Directive: Copy the material word for word from its beginning through the line holding "In FIG. 2G, the plug 200g is at (116, 70).", that line included. Leave the pictures out.

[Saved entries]
+ + + + + + +

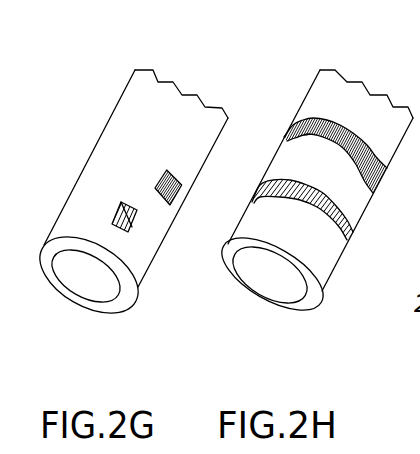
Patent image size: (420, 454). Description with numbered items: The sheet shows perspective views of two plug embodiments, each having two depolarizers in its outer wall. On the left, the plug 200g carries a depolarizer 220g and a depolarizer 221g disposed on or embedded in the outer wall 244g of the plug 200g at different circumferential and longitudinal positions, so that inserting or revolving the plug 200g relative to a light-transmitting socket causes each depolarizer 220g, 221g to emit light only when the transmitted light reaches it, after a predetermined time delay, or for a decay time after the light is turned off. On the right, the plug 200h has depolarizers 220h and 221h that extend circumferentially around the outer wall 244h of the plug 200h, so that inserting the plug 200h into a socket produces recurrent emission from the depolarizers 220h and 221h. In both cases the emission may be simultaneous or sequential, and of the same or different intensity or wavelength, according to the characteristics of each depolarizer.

In FIG. 2G, the plug 200g is at (116, 70).
In FIG. 2G, the depolarizer 221g is at (165, 171).
In FIG. 2G, the depolarizer 220g is at (120, 203).
In FIG. 2G, the outer wall 244g is at (44, 233).
In FIG. 2H, the plug 200h is at (298, 76).
In FIG. 2H, the depolarizer 221h is at (387, 176).
In FIG. 2H, the depolarizer 220h is at (352, 237).
In FIG. 2H, the outer wall 244h is at (327, 291).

+ + + + + + +

Response to this exercise:
Patent image size: (420, 454). Description with numbered items: The sheet shows perspective views of two plug embodiments, each having two depolarizers in its outer wall. On the left, the plug 200g carries a depolarizer 220g and a depolarizer 221g disposed on or embedded in the outer wall 244g of the plug 200g at different circumferential and longitudinal positions, so that inserting or revolving the plug 200g relative to a light-transmitting socket causes each depolarizer 220g, 221g to emit light only when the transmitted light reaches it, after a predetermined time delay, or for a decay time after the light is turned off. On the right, the plug 200h has depolarizers 220h and 221h that extend circumferentially around the outer wall 244h of the plug 200h, so that inserting the plug 200h into a socket produces recurrent emission from the depolarizers 220h and 221h. In both cases the emission may be simultaneous or sequential, and of the same or different intensity or wavelength, according to the characteristics of each depolarizer.

In FIG. 2G, the plug 200g is at (116, 70).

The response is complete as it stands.